## AIM OF THE TASK
Search the material below for the word "JSON" and copy every line in which it occurs.
▼
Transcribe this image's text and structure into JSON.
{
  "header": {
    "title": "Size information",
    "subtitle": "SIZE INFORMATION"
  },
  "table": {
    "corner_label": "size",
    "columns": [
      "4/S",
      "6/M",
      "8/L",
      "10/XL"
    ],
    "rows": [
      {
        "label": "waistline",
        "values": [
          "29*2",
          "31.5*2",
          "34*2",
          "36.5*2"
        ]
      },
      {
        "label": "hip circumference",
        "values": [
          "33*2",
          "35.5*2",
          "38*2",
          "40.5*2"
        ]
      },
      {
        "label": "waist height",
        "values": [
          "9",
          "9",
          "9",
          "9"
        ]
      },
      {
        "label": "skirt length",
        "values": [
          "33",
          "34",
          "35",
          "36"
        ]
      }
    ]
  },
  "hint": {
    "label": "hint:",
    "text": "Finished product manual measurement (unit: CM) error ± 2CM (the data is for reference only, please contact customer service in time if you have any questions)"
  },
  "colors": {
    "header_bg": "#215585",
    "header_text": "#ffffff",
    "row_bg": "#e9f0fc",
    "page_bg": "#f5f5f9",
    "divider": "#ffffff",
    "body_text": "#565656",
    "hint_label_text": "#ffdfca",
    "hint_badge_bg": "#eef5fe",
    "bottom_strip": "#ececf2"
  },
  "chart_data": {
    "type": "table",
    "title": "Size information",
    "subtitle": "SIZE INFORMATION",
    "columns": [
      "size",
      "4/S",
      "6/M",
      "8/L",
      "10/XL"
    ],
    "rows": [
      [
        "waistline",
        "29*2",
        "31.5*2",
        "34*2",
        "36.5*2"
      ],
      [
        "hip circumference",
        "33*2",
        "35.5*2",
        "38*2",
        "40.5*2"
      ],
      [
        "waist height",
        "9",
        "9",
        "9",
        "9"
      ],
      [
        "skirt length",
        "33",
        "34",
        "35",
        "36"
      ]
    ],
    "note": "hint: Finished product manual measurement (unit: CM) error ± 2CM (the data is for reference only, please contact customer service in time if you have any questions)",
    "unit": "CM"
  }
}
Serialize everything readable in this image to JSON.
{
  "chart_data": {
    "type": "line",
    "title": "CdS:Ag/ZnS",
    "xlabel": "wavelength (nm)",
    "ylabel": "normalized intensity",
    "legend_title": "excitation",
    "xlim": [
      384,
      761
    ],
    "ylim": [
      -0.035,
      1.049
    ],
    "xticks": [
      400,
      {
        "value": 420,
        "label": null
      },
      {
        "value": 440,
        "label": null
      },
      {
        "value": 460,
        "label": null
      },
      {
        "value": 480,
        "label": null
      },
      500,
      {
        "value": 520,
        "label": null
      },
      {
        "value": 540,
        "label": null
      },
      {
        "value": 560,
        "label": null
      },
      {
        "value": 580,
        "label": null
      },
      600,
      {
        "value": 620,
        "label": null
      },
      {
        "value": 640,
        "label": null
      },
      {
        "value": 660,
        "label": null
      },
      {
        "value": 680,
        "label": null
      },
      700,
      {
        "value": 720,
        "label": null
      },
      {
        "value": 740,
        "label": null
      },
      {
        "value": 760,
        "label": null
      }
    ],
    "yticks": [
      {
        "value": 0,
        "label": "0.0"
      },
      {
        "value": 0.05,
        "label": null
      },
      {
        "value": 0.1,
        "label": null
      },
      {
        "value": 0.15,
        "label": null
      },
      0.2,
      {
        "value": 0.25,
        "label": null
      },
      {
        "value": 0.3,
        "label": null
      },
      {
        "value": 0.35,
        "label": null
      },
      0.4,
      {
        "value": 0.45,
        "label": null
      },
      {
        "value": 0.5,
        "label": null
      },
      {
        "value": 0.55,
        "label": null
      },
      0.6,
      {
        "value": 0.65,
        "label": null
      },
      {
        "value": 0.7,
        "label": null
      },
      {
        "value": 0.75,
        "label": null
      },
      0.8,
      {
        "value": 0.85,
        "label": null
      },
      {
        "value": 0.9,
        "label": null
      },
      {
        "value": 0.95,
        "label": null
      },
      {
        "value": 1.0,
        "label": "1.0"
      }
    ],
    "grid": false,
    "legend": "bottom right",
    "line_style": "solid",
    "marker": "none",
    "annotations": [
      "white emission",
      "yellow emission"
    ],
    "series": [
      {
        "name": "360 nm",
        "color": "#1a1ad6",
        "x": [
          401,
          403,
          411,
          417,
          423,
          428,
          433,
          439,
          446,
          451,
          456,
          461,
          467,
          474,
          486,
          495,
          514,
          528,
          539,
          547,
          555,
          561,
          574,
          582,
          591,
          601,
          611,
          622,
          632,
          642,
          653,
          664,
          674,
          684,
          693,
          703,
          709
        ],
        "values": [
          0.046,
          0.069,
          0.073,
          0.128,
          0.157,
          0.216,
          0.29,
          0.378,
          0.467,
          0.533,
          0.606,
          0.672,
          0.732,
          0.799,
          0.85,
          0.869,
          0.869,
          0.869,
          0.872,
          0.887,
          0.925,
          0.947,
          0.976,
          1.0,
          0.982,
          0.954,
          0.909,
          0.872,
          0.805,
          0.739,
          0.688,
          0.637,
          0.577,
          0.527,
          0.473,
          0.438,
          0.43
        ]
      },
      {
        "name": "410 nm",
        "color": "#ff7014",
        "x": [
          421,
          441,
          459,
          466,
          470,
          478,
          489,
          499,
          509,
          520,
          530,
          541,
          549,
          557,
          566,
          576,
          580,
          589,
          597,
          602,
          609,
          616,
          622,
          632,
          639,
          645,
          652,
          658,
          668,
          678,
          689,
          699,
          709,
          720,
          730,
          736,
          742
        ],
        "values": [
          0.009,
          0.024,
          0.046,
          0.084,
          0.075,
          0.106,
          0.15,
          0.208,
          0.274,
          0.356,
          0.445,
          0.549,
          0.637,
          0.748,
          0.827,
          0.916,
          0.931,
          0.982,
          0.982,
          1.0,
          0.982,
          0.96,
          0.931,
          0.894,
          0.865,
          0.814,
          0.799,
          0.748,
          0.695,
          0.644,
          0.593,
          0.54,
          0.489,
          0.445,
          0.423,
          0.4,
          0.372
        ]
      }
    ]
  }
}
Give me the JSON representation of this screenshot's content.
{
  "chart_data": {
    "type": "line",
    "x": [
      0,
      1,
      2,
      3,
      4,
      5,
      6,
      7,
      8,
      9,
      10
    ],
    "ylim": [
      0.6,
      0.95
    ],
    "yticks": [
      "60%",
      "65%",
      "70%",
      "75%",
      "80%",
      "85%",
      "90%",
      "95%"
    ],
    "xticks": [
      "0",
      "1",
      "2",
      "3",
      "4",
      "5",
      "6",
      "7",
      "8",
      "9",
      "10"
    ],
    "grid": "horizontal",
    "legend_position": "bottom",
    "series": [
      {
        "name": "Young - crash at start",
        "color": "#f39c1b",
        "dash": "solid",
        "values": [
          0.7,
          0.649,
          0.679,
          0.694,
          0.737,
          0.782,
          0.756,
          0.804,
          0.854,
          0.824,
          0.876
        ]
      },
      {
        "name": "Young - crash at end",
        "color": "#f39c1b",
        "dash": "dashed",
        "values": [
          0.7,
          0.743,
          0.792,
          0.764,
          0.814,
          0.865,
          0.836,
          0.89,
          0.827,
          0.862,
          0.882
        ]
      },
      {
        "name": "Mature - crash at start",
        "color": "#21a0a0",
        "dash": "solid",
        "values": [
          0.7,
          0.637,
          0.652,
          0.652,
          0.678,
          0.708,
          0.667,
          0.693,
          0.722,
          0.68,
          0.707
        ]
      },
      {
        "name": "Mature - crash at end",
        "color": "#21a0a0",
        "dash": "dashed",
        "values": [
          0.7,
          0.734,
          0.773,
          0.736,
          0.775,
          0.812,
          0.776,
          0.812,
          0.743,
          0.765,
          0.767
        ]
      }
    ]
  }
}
▲
## SOLVED PROBLEM
Transcribe this image's text and structure into JSON.
Serialize everything readable in this image to JSON.
Give me the JSON representation of this screenshot's content.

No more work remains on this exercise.